Data records:
╔══

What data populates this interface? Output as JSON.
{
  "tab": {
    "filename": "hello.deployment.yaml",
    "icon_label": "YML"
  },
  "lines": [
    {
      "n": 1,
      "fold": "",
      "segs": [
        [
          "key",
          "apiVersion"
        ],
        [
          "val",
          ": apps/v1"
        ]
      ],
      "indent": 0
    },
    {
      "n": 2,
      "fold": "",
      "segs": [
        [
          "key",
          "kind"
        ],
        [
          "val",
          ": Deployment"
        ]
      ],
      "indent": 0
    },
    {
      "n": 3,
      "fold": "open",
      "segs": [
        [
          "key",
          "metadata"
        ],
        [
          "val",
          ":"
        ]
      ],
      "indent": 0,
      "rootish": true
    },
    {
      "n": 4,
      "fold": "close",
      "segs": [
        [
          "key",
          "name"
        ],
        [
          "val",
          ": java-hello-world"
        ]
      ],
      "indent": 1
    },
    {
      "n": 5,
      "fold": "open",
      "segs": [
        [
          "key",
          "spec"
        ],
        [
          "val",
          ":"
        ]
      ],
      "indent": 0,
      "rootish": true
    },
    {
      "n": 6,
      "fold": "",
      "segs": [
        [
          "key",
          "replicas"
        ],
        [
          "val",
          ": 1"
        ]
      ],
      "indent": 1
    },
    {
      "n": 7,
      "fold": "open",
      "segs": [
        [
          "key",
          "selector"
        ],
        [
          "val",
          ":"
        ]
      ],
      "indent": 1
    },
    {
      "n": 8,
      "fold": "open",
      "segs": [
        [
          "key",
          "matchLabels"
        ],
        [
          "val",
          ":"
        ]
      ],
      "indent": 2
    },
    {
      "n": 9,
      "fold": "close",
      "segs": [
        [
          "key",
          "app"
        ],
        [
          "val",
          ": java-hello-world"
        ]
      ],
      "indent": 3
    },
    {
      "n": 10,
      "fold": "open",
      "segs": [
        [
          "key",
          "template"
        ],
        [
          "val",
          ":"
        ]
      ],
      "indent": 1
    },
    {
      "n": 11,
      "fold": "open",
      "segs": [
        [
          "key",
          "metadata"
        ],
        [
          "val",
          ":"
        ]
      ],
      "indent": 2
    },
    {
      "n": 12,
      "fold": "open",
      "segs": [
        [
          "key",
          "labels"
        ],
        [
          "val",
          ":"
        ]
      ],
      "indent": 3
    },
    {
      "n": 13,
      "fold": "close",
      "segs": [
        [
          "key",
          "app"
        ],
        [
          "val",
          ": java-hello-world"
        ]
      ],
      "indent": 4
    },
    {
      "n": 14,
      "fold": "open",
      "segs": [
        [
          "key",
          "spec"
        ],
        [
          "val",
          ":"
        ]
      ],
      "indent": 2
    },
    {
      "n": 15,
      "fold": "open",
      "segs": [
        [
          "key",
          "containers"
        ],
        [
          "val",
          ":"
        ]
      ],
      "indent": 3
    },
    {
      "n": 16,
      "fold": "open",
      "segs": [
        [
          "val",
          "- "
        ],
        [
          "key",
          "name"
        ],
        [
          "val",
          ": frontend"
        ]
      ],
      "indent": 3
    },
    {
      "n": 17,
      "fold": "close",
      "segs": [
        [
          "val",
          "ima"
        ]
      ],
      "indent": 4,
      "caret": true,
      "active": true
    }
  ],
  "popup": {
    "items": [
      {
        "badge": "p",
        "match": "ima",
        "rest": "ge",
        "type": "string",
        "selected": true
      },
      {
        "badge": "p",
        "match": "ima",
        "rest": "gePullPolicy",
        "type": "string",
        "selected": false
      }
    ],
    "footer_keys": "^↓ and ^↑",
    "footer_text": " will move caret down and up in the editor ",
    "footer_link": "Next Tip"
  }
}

╚══

Give the entries again in full, exactly as they are written.

What data populates this interface? Output as JSON.
{
  "tab": {
    "filename": "hello.deployment.yaml",
    "icon_label": "YML"
  },
  "lines": [
    {
      "n": 1,
      "fold": "",
      "segs": [
        [
          "key",
          "apiVersion"
        ],
        [
          "val",
          ": apps/v1"
        ]
      ],
      "indent": 0
    },
    {
      "n": 2,
      "fold": "",
      "segs": [
        [
          "key",
          "kind"
        ],
        [
          "val",
          ": Deployment"
        ]
      ],
      "indent": 0
    },
    {
      "n": 3,
      "fold": "open",
      "segs": [
        [
          "key",
          "metadata"
        ],
        [
          "val",
          ":"
        ]
      ],
      "indent": 0,
      "rootish": true
    },
    {
      "n": 4,
      "fold": "close",
      "segs": [
        [
          "key",
          "name"
        ],
        [
          "val",
          ": java-hello-world"
        ]
      ],
      "indent": 1
    },
    {
      "n": 5,
      "fold": "open",
      "segs": [
        [
          "key",
          "spec"
        ],
        [
          "val",
          ":"
        ]
      ],
      "indent": 0,
      "rootish": true
    },
    {
      "n": 6,
      "fold": "",
      "segs": [
        [
          "key",
          "replicas"
        ],
        [
          "val",
          ": 1"
        ]
      ],
      "indent": 1
    },
    {
      "n": 7,
      "fold": "open",
      "segs": [
        [
          "key",
          "selector"
        ],
        [
          "val",
          ":"
        ]
      ],
      "indent": 1
    },
    {
      "n": 8,
      "fold": "open",
      "segs": [
        [
          "key",
          "matchLabels"
        ],
        [
          "val",
          ":"
        ]
      ],
      "indent": 2
    },
    {
      "n": 9,
      "fold": "close",
      "segs": [
        [
          "key",
          "app"
        ],
        [
          "val",
          ": java-hello-world"
        ]
      ],
      "indent": 3
    },
    {
      "n": 10,
      "fold": "open",
      "segs": [
        [
          "key",
          "template"
        ],
        [
          "val",
          ":"
        ]
      ],
      "indent": 1
    },
    {
      "n": 11,
      "fold": "open",
      "segs": [
        [
          "key",
          "metadata"
        ],
        [
          "val",
          ":"
        ]
      ],
      "indent": 2
    },
    {
      "n": 12,
      "fold": "open",
      "segs": [
        [
          "key",
          "labels"
        ],
        [
          "val",
          ":"
        ]
      ],
      "indent": 3
    },
    {
      "n": 13,
      "fold": "close",
      "segs": [
        [
          "key",
          "app"
        ],
        [
          "val",
          ": java-hello-world"
        ]
      ],
      "indent": 4
    },
    {
      "n": 14,
      "fold": "open",
      "segs": [
        [
          "key",
          "spec"
        ],
        [
          "val",
          ":"
        ]
      ],
      "indent": 2
    },
    {
      "n": 15,
      "fold": "open",
      "segs": [
        [
          "key",
          "containers"
        ],
        [
          "val",
          ":"
        ]
      ],
      "indent": 3
    },
    {
      "n": 16,
      "fold": "open",
      "segs": [
        [
          "val",
          "- "
        ],
        [
          "key",
          "name"
        ],
        [
          "val",
          ": frontend"
        ]
      ],
      "indent": 3
    },
    {
      "n": 17,
      "fold": "close",
      "segs": [
        [
          "val",
          "ima"
        ]
      ],
      "indent": 4,
      "caret": true,
      "active": true
    }
  ],
  "popup": {
    "items": [
      {
        "badge": "p",
        "match": "ima",
        "rest": "ge",
        "type": "string",
        "selected": true
      },
      {
        "badge": "p",
        "match": "ima",
        "rest": "gePullPolicy",
        "type": "string",
        "selected": false
      }
    ],
    "footer_keys": "^↓ and ^↑",
    "footer_text": " will move caret down and up in the editor ",
    "footer_link": "Next Tip"
  }
}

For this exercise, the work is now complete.